Do this: The records below must be transcribed exactly. Do not include the pictures.

Record list:
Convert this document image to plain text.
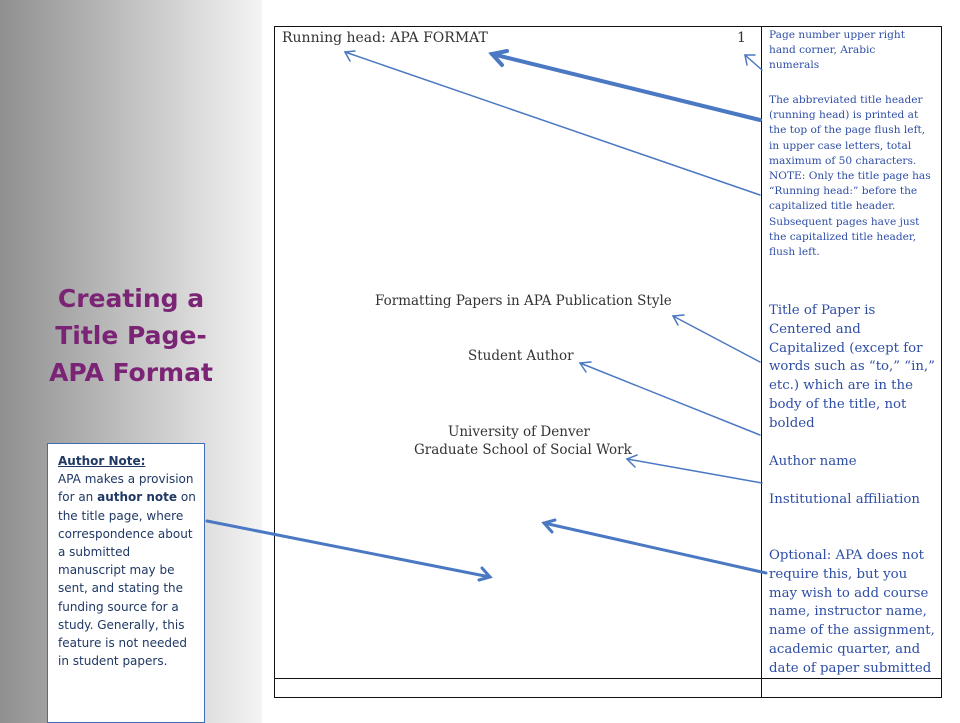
Creating a
Title Page-
APA Format
Author Note:
APA makes a provision for an author note on the title page, where correspondence about a submitted manuscript may be sent, and stating the funding source for a study. Generally, this feature is not needed in student papers.
Running head: APA FORMAT	1
Formatting Papers in APA Publication Style
Student Author
University of Denver
Graduate School of Social Work
Page number upper right
hand corner, Arabic
numerals
The abbreviated title header
(running head) is printed at
the top of the page flush left,
in upper case letters, total
maximum of 50 characters.
NOTE: Only the title page has
“Running head:” before the
capitalized title header.
Subsequent pages have just
the capitalized title header,
flush left.
Title of Paper is
Centered and
Capitalized (except for
words such as “to,” “in,”
etc.) which are in the
body of the title, not
bolded
Author name
Institutional affiliation
Optional: APA does not
require this, but you
may wish to add course
name, instructor name,
name of the assignment,
academic quarter, and
date of paper submitted
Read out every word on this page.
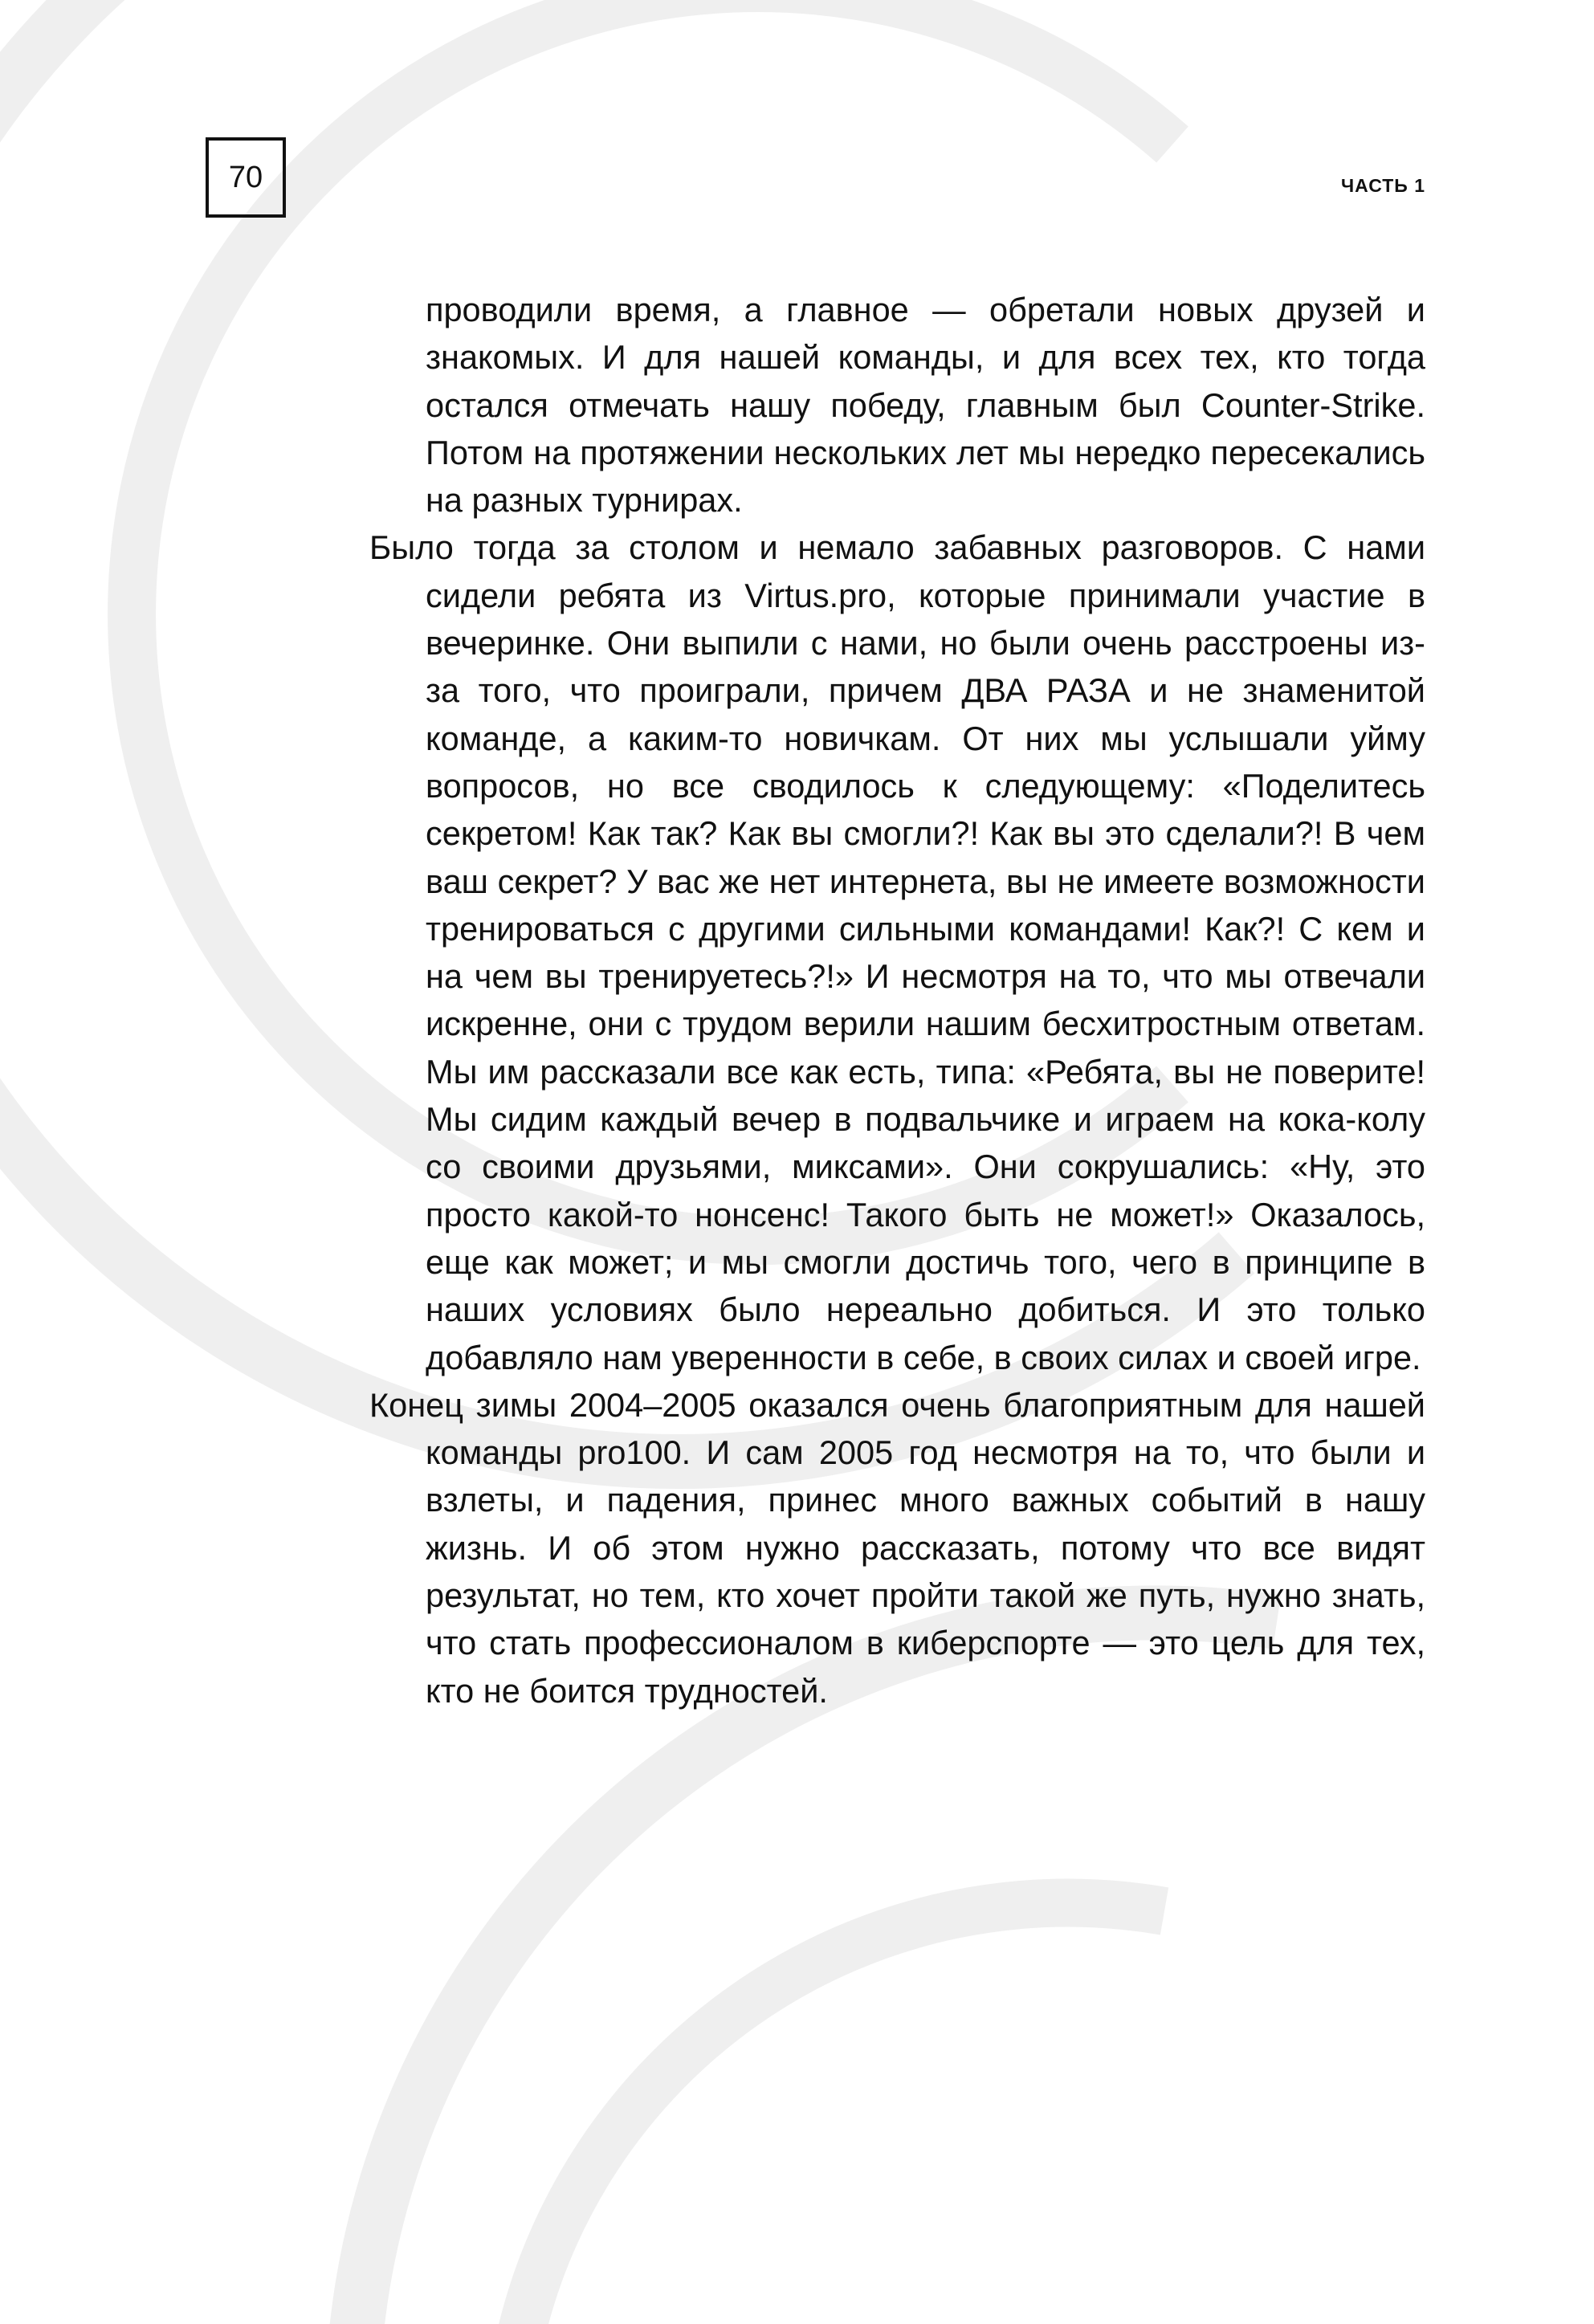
70	ЧАСТЬ 1

проводили время, а главное — обретали новых друзей и знакомых. И для нашей команды, и для всех тех, кто тогда остался отмечать нашу победу, главным был Counter-Strike. Потом на протяжении нескольких лет мы нередко пересекались на разных турнирах.

Было тогда за столом и немало забавных разговоров. С нами сидели ребята из Virtus.pro, которые принимали участие в вечеринке. Они выпили с нами, но были очень расстроены из-за того, что проиграли, причем ДВА РАЗА и не знаменитой команде, а каким-то новичкам. От них мы услышали уйму вопросов, но все сводилось к следующему: «Поделитесь секретом! Как так? Как вы смогли?! Как вы это сделали?! В чем ваш секрет? У вас же нет интернета, вы не имеете возможности тренироваться с другими сильными командами! Как?! С кем и на чем вы тренируетесь?!» И несмотря на то, что мы отвечали искренне, они с трудом верили нашим бесхитростным ответам. Мы им рассказали все как есть, типа: «Ребята, вы не поверите! Мы сидим каждый вечер в подвальчике и играем на кока-колу со своими друзьями, миксами». Они сокрушались: «Ну, это просто какой-то нонсенс! Такого быть не может!» Оказалось, еще как может; и мы смогли достичь того, чего в принципе в наших условиях было нереально добиться. И это только добавляло нам уверенности в себе, в своих силах и своей игре.

Конец зимы 2004–2005 оказался очень благоприятным для нашей команды pro100. И сам 2005 год несмотря на то, что были и взлеты, и падения, принес много важных событий в нашу жизнь. И об этом нужно рассказать, потому что все видят результат, но тем, кто хочет пройти такой же путь, нужно знать, что стать профессионалом в киберспорте — это цель для тех, кто не боится трудностей.
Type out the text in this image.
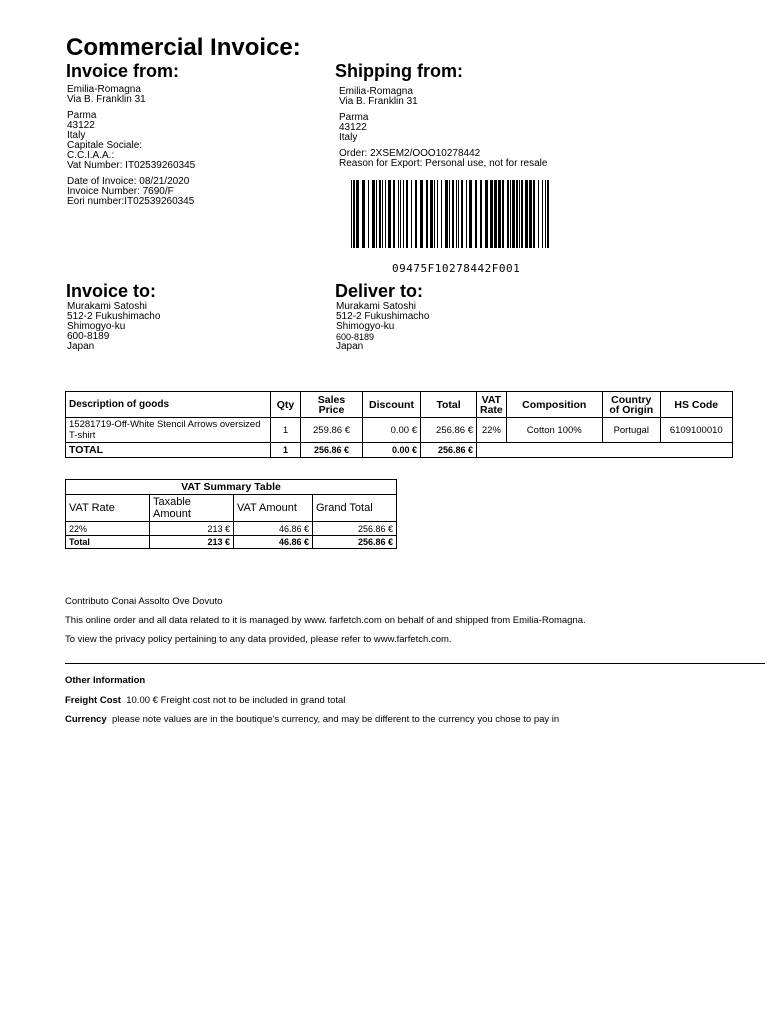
Commercial Invoice:
Invoice from:
Emilia-Romagna
Via B. Franklin 31
Parma
43122
Italy
Capitale Sociale:
C.C.I.A.A.:
Vat Number: IT02539260345
Date of Invoice: 08/21/2020
Invoice Number: 7690/F
Eori number:IT02539260345
Shipping from:
Emilia-Romagna
Via B. Franklin 31
Parma
43122
Italy
Order: 2XSEM2/OOO10278442
Reason for Export: Personal use, not for resale
09475F10278442F001
Invoice to:
Murakami Satoshi
512-2 Fukushimacho
Shimogyo-ku
600-8189
Japan
Deliver to:
Murakami Satoshi
512-2 Fukushimacho
Shimogyo-ku
600-8189
Japan
Description of goods	Qty	Sales Price	Discount	Total	VAT Rate	Composition	Country of Origin	HS Code
15281719-Off-White Stencil Arrows oversized T-shirt	1	259.86 €	0.00 €	256.86 €	22%	Cotton 100%	Portugal	6109100010
TOTAL	1	256.86 €	0.00 €	256.86 €				
VAT Summary Table			
VAT Rate	Taxable Amount	VAT Amount	Grand Total
22%	213 €	46.86 €	256.86 €
Total	213 €	46.86 €	256.86 €
Contributo Conai Assolto Ove Dovuto
This online order and all data related to it is managed by www. farfetch.com on behalf of and shipped from Emilia-Romagna.
To view the privacy policy pertaining to any data provided, please refer to www.farfetch.com.
Other Information
Freight Cost 10.00 € Freight cost not to be included in grand total
Currency please note values are in the boutique's currency, and may be different to the currency you chose to pay in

Response to the task:
Convert this document image to plain text.
Creating a
Title Page-
APA Format
Author Note:
APA makes a provision for an author note on the title page, where correspondence about a submitted manuscript may be sent, and stating the funding source for a study. Generally, this feature is not needed in student papers.
Running head: APA FORMAT	1
Formatting Papers in APA Publication Style
Student Author
University of Denver
Graduate School of Social Work
Page number upper right
hand corner, Arabic
numerals
The abbreviated title header
(running head) is printed at
the top of the page flush left,
in upper case letters, total
maximum of 50 characters.
NOTE: Only the title page has
“Running head:” before the
capitalized title header.
Subsequent pages have just
the capitalized title header,
flush left.
Title of Paper is
Centered and
Capitalized (except for
words such as “to,” “in,”
etc.) which are in the
body of the title, not
bolded
Author name
Institutional affiliation
Optional: APA does not
require this, but you
may wish to add course
name, instructor name,
name of the assignment,
academic quarter, and
date of paper submitted
Read out every word on this page.
70	ЧАСТЬ 1

проводили время, а главное — обретали новых друзей и знакомых. И для нашей команды, и для всех тех, кто тогда остался отмечать нашу победу, главным был Counter-Strike. Потом на протяжении нескольких лет мы нередко пересекались на разных турнирах.

Было тогда за столом и немало забавных разговоров. С нами сидели ребята из Virtus.pro, которые принимали участие в вечеринке. Они выпили с нами, но были очень расстроены из-за того, что проиграли, причем ДВА РАЗА и не знаменитой команде, а каким-то новичкам. От них мы услышали уйму вопросов, но все сводилось к следующему: «Поделитесь секретом! Как так? Как вы смогли?! Как вы это сделали?! В чем ваш секрет? У вас же нет интернета, вы не имеете возможности тренироваться с другими сильными командами! Как?! С кем и на чем вы тренируетесь?!» И несмотря на то, что мы отвечали искренне, они с трудом верили нашим бесхитростным ответам. Мы им рассказали все как есть, типа: «Ребята, вы не поверите! Мы сидим каждый вечер в подвальчике и играем на кока-колу со своими друзьями, миксами». Они сокрушались: «Ну, это просто какой-то нонсенс! Такого быть не может!» Оказалось, еще как может; и мы смогли достичь того, чего в принципе в наших условиях было нереально добиться. И это только добавляло нам уверенности в себе, в своих силах и своей игре.

Конец зимы 2004–2005 оказался очень благоприятным для нашей команды pro100. И сам 2005 год несмотря на то, что были и взлеты, и падения, принес много важных событий в нашу жизнь. И об этом нужно рассказать, потому что все видят результат, но тем, кто хочет пройти такой же путь, нужно знать, что стать профессионалом в киберспорте — это цель для тех, кто не боится трудностей.
Type out the text in this image.
Commercial Invoice:
Invoice from:
Emilia-Romagna
Via B. Franklin 31
Parma
43122
Italy
Capitale Sociale:
C.C.I.A.A.:
Vat Number: IT02539260345
Date of Invoice: 08/21/2020
Invoice Number: 7690/F
Eori number:IT02539260345
Shipping from:
Emilia-Romagna
Via B. Franklin 31
Parma
43122
Italy
Order: 2XSEM2/OOO10278442
Reason for Export: Personal use, not for resale
09475F10278442F001
Invoice to:
Murakami Satoshi
512-2 Fukushimacho
Shimogyo-ku
600-8189
Japan
Deliver to:
Murakami Satoshi
512-2 Fukushimacho
Shimogyo-ku
600-8189
Japan
Description of goods	Qty	Sales Price	Discount	Total	VAT Rate	Composition	Country of Origin	HS Code
15281719-Off-White Stencil Arrows oversized T-shirt	1	259.86 €	0.00 €	256.86 €	22%	Cotton 100%	Portugal	6109100010
TOTAL	1	256.86 €	0.00 €	256.86 €				
VAT Summary Table			
VAT Rate	Taxable Amount	VAT Amount	Grand Total
22%	213 €	46.86 €	256.86 €
Total	213 €	46.86 €	256.86 €
Contributo Conai Assolto Ove Dovuto
This online order and all data related to it is managed by www. farfetch.com on behalf of and shipped from Emilia-Romagna.
To view the privacy policy pertaining to any data provided, please refer to www.farfetch.com.
Other Information
Freight Cost 10.00 € Freight cost not to be included in grand total
Currency please note values are in the boutique's currency, and may be different to the currency you chose to pay in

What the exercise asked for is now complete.